Records from a data source:
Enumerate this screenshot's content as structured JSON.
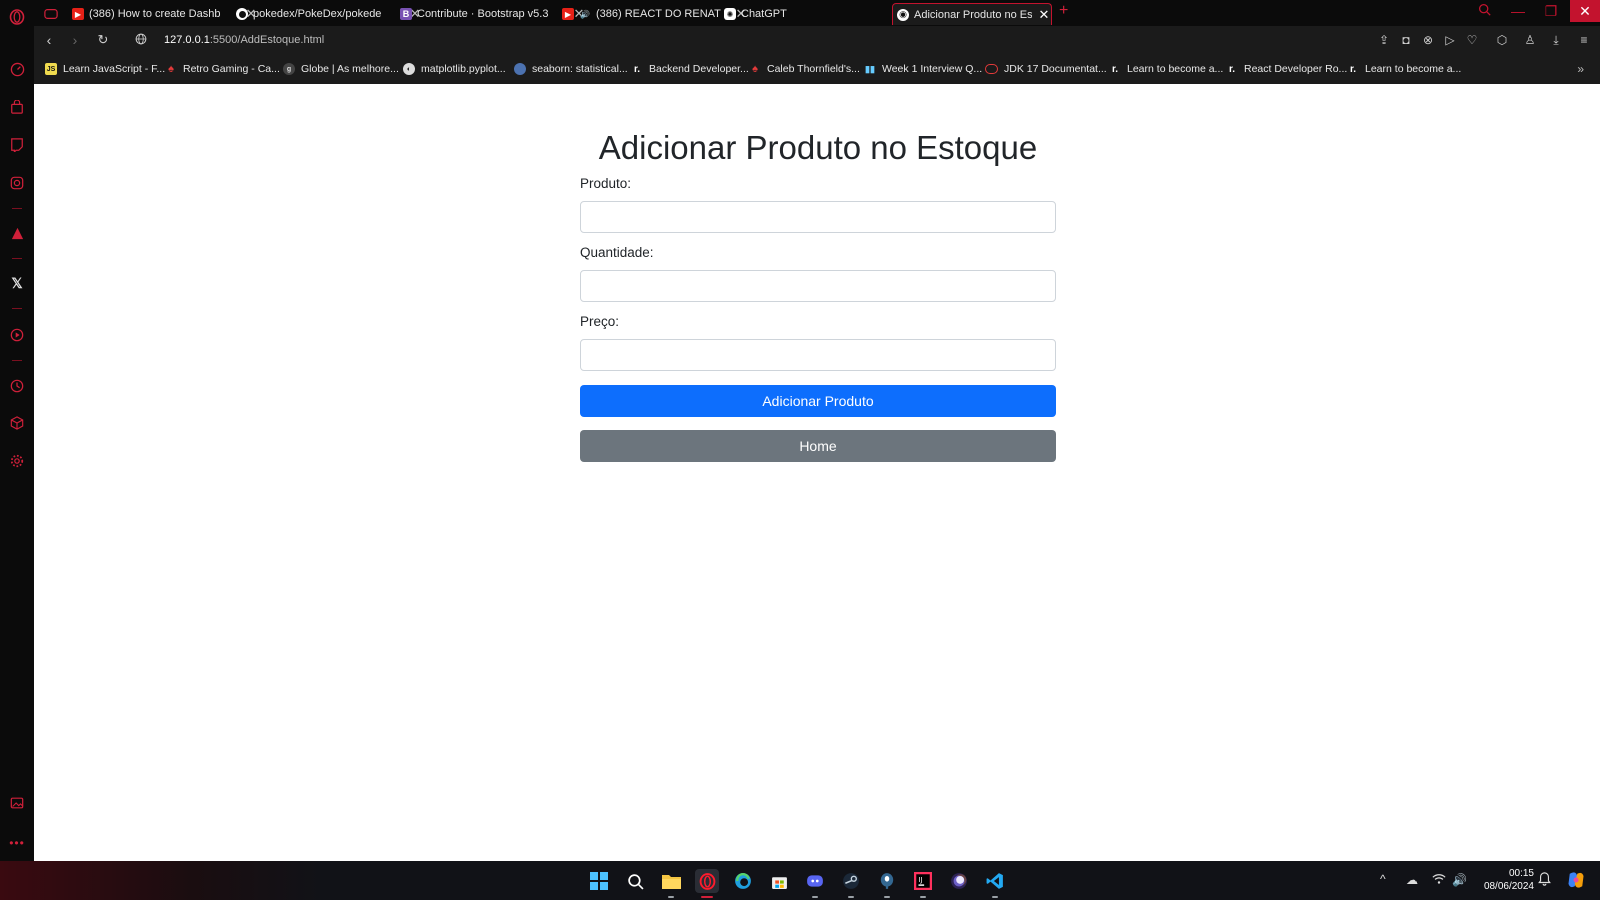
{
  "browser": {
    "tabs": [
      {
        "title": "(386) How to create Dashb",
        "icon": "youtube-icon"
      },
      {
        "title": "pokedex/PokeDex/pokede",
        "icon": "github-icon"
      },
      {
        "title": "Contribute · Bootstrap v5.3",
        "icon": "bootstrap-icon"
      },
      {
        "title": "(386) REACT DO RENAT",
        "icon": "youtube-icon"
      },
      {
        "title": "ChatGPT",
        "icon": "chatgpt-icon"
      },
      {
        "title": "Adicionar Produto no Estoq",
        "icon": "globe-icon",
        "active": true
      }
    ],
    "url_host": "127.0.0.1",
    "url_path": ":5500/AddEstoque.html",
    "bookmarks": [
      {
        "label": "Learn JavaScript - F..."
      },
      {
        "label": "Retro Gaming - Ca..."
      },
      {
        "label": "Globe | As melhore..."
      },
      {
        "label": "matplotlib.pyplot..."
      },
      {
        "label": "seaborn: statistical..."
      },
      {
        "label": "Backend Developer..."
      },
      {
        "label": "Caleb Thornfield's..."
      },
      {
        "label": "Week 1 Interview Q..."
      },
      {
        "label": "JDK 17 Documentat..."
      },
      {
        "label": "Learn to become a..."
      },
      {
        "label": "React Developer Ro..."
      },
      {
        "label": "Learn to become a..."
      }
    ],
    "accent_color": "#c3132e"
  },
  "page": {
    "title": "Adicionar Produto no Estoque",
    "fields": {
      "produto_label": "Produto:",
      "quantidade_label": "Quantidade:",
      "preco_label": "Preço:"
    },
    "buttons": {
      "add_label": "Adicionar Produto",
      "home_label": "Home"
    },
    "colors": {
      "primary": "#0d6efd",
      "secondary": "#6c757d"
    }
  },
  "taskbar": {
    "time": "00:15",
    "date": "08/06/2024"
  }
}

→ WRITTEN INSTRUCTION: Please transcribe the material above exactly as written. Leave the pictures out.

→ WORKED ANSWER:
Enumerate this screenshot's content as structured JSON.
{
  "browser": {
    "tabs": [
      {
        "title": "(386) How to create Dashb",
        "icon": "youtube-icon"
      },
      {
        "title": "pokedex/PokeDex/pokede",
        "icon": "github-icon"
      },
      {
        "title": "Contribute · Bootstrap v5.3",
        "icon": "bootstrap-icon"
      },
      {
        "title": "(386) REACT DO RENAT",
        "icon": "youtube-icon"
      },
      {
        "title": "ChatGPT",
        "icon": "chatgpt-icon"
      },
      {
        "title": "Adicionar Produto no Estoq",
        "icon": "globe-icon",
        "active": true
      }
    ],
    "url_host": "127.0.0.1",
    "url_path": ":5500/AddEstoque.html",
    "bookmarks": [
      {
        "label": "Learn JavaScript - F..."
      },
      {
        "label": "Retro Gaming - Ca..."
      },
      {
        "label": "Globe | As melhore..."
      },
      {
        "label": "matplotlib.pyplot..."
      },
      {
        "label": "seaborn: statistical..."
      },
      {
        "label": "Backend Developer..."
      },
      {
        "label": "Caleb Thornfield's..."
      },
      {
        "label": "Week 1 Interview Q..."
      },
      {
        "label": "JDK 17 Documentat..."
      },
      {
        "label": "Learn to become a..."
      },
      {
        "label": "React Developer Ro..."
      },
      {
        "label": "Learn to become a..."
      }
    ],
    "accent_color": "#c3132e"
  },
  "page": {
    "title": "Adicionar Produto no Estoque",
    "fields": {
      "produto_label": "Produto:",
      "quantidade_label": "Quantidade:",
      "preco_label": "Preço:"
    },
    "buttons": {
      "add_label": "Adicionar Produto",
      "home_label": "Home"
    },
    "colors": {
      "primary": "#0d6efd",
      "secondary": "#6c757d"
    }
  },
  "taskbar": {
    "time": "00:15",
    "date": "08/06/2024"
  }
}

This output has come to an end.